Given request
Count each line in which the word "color" appears. Reply with the total and nothing more.

Data to use
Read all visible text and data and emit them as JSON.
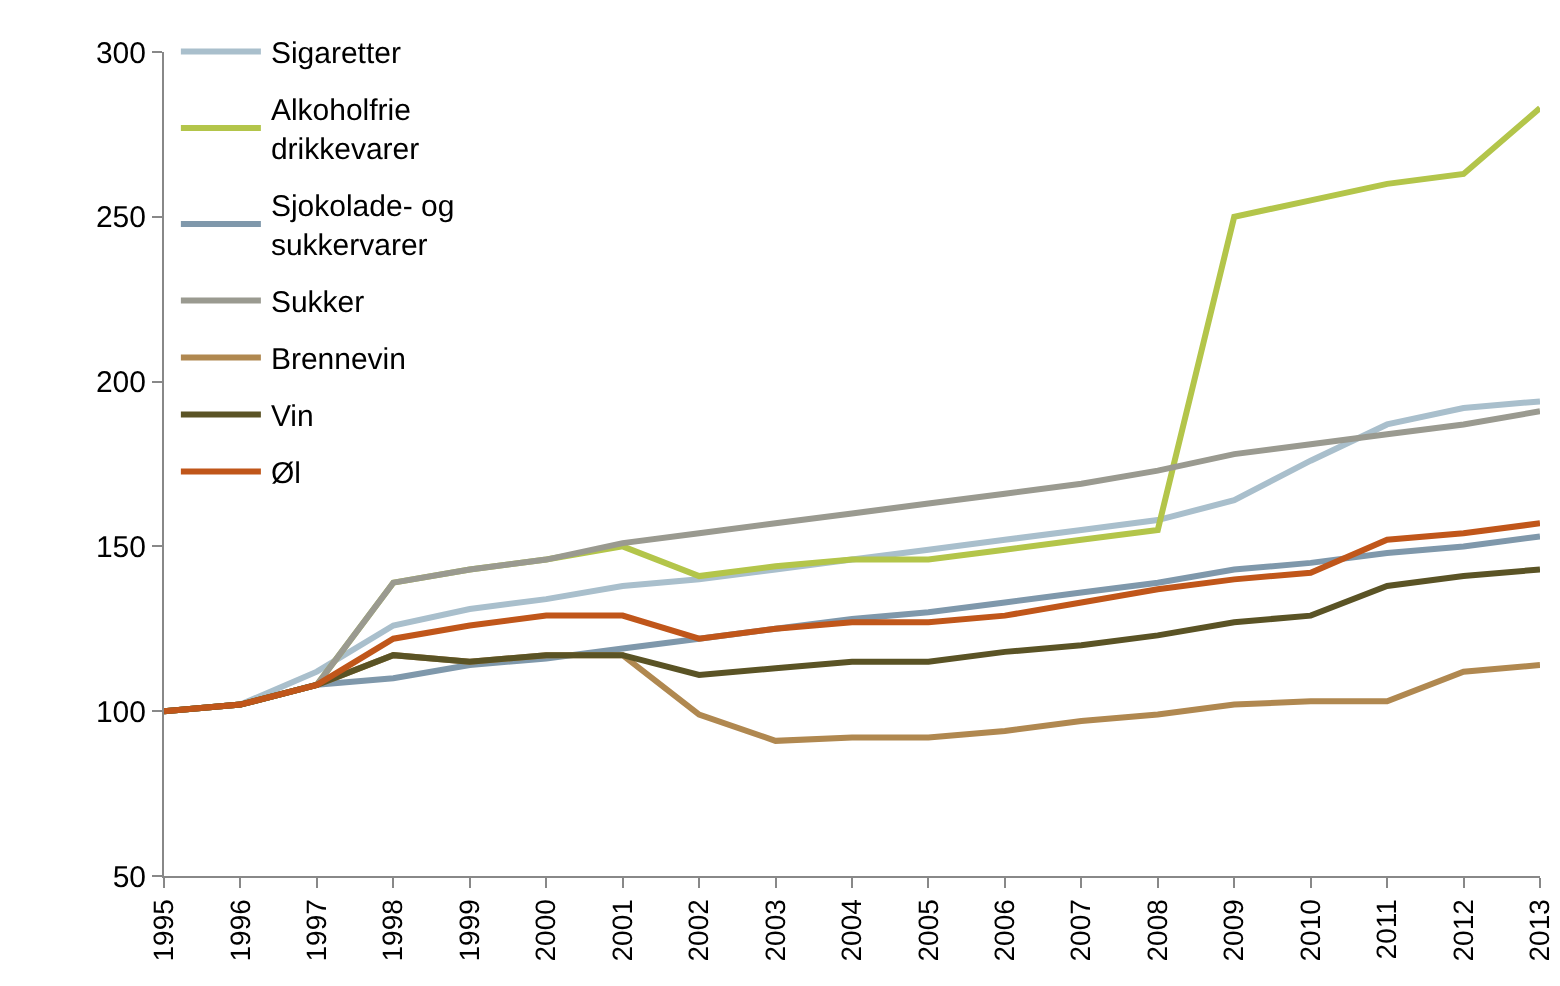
{
  "chart_data": {
    "type": "line",
    "categories": [
      "1995",
      "1996",
      "1997",
      "1998",
      "1999",
      "2000",
      "2001",
      "2002",
      "2003",
      "2004",
      "2005",
      "2006",
      "2007",
      "2008",
      "2009",
      "2010",
      "2011",
      "2012",
      "2013"
    ],
    "ylim": [
      50,
      300
    ],
    "yticks": [
      50,
      100,
      150,
      200,
      250,
      300
    ],
    "grid": false,
    "legend": "top left",
    "marker": "none",
    "line_style": "solid",
    "series": [
      {
        "name": "Sigaretter",
        "color": "#a9bfcc",
        "values": [
          100,
          102,
          112,
          126,
          131,
          134,
          138,
          140,
          143,
          146,
          149,
          152,
          155,
          158,
          164,
          176,
          187,
          192,
          194
        ]
      },
      {
        "name": "Alkoholfrie drikkevarer",
        "color": "#b3c54a",
        "values": [
          100,
          102,
          108,
          139,
          143,
          146,
          150,
          141,
          144,
          146,
          146,
          149,
          152,
          155,
          250,
          255,
          260,
          263,
          283
        ]
      },
      {
        "name": "Sjokolade- og sukkervarer",
        "color": "#7f98ab",
        "values": [
          100,
          102,
          108,
          110,
          114,
          116,
          119,
          122,
          125,
          128,
          130,
          133,
          136,
          139,
          143,
          145,
          148,
          150,
          153
        ]
      },
      {
        "name": "Sukker",
        "color": "#9a9a90",
        "values": [
          100,
          102,
          108,
          139,
          143,
          146,
          151,
          154,
          157,
          160,
          163,
          166,
          169,
          173,
          178,
          181,
          184,
          187,
          191
        ]
      },
      {
        "name": "Brennevin",
        "color": "#b08850",
        "values": [
          100,
          102,
          108,
          117,
          115,
          117,
          117,
          99,
          91,
          92,
          92,
          94,
          97,
          99,
          102,
          103,
          103,
          112,
          114
        ]
      },
      {
        "name": "Vin",
        "color": "#5a5325",
        "values": [
          100,
          102,
          108,
          117,
          115,
          117,
          117,
          111,
          113,
          115,
          115,
          118,
          120,
          123,
          127,
          129,
          138,
          141,
          143
        ]
      },
      {
        "name": "Øl",
        "color": "#c0561a",
        "values": [
          100,
          102,
          108,
          122,
          126,
          129,
          129,
          122,
          125,
          127,
          127,
          129,
          133,
          137,
          140,
          142,
          152,
          154,
          157
        ]
      }
    ]
  }
}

Result below
7